* Lines of data:
-- BEGIN --
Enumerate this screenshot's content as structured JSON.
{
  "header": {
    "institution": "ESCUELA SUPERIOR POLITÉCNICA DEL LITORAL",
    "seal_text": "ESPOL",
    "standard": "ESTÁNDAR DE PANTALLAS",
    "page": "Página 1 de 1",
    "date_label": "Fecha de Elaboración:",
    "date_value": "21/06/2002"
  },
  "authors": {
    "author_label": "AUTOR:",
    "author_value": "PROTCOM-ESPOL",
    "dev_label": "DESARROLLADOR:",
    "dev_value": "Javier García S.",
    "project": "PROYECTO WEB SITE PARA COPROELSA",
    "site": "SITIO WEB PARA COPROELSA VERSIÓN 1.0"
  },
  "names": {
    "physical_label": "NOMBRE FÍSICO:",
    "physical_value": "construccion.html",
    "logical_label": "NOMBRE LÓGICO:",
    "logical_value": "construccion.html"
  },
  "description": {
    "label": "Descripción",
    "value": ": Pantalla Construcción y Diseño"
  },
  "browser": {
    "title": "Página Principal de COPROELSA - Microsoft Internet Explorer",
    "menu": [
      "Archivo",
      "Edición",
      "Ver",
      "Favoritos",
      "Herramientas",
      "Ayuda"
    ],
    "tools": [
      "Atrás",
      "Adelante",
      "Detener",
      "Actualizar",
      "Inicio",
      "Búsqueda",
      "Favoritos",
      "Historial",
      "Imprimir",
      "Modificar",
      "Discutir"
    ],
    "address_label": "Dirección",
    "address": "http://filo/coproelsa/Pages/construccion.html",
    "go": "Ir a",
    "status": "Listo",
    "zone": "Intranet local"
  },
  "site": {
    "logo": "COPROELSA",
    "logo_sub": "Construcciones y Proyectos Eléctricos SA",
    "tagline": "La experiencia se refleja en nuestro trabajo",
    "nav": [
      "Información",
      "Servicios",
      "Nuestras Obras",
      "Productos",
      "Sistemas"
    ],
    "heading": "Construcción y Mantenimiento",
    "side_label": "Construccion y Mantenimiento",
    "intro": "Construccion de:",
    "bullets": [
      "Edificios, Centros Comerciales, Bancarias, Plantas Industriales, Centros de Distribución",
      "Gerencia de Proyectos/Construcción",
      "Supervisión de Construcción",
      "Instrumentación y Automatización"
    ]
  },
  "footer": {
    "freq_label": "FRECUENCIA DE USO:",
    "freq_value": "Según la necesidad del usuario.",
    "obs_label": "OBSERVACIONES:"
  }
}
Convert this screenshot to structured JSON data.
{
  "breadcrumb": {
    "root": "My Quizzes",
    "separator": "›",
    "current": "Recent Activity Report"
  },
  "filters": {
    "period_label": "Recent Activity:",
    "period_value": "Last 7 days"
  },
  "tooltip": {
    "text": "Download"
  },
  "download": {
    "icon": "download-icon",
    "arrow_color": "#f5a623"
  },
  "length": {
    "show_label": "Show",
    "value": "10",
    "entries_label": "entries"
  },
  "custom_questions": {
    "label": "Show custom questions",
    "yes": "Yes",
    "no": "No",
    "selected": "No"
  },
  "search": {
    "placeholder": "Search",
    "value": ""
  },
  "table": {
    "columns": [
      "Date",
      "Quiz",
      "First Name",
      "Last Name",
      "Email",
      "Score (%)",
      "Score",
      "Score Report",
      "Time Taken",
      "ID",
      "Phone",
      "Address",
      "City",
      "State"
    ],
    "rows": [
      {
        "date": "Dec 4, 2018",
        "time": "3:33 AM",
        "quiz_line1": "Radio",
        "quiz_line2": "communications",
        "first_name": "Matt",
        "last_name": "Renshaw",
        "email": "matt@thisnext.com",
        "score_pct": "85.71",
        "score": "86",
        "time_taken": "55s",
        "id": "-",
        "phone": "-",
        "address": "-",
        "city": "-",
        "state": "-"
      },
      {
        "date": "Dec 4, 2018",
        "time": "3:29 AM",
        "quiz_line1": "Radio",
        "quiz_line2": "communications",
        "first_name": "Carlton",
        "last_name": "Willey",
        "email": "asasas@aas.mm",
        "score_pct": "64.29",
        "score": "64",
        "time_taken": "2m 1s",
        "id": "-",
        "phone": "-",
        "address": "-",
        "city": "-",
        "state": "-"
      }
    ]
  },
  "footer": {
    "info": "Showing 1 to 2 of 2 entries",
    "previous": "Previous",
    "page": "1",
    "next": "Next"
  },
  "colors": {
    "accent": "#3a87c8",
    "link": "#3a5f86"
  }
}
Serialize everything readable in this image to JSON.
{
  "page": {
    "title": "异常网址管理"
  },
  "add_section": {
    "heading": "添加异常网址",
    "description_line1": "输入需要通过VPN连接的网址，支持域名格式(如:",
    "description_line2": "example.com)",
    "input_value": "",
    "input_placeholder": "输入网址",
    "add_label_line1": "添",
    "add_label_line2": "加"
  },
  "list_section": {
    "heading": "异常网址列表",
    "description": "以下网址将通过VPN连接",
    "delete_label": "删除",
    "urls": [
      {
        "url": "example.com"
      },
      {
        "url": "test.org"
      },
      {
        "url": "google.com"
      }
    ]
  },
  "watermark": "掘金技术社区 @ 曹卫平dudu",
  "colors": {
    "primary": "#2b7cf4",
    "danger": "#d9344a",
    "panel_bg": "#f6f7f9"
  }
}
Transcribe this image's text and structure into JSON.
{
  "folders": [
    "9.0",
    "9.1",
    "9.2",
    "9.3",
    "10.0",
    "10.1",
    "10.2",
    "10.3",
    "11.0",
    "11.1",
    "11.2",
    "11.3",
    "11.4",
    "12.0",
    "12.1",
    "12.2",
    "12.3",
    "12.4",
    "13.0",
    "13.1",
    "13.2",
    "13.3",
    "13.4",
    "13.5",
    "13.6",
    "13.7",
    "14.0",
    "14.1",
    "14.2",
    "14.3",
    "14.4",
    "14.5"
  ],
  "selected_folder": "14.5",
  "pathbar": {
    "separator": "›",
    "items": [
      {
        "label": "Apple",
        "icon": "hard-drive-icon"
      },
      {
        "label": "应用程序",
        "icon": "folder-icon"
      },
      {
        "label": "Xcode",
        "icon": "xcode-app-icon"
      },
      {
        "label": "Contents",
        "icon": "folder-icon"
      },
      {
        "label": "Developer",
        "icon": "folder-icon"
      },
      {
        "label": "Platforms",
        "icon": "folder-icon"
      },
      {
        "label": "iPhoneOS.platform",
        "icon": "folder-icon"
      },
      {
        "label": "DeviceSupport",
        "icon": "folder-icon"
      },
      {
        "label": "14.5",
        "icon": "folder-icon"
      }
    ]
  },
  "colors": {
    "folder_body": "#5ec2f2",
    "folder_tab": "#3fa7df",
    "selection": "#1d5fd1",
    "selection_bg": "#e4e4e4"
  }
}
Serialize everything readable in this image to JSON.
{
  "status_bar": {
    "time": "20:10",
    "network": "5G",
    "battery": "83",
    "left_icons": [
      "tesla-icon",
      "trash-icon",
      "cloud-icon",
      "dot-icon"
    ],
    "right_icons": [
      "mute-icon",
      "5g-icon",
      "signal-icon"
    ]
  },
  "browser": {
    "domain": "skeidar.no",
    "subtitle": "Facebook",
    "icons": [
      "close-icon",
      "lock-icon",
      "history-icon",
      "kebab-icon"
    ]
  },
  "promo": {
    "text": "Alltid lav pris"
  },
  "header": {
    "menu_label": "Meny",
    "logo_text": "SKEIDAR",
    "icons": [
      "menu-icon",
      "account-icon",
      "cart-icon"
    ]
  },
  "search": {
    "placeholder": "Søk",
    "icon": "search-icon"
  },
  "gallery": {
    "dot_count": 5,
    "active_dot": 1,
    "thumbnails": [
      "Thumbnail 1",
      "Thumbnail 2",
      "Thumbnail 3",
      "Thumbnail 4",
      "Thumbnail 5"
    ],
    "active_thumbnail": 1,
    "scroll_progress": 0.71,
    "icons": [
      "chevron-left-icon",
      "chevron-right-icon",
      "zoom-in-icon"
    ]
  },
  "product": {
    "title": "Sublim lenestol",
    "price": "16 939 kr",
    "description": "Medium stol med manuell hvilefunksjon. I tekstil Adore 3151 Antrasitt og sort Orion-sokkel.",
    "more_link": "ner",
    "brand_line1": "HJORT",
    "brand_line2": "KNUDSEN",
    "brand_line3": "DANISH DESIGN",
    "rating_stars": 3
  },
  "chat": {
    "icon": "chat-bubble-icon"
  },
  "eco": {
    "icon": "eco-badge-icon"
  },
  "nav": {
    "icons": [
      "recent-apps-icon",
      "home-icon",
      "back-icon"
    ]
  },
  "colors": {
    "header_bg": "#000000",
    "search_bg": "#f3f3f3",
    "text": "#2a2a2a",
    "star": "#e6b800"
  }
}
-- END --
* What the exercise asks:
What is the number of lines that hold the string "heading"? Reply with that number alone.

* Exercise result:
3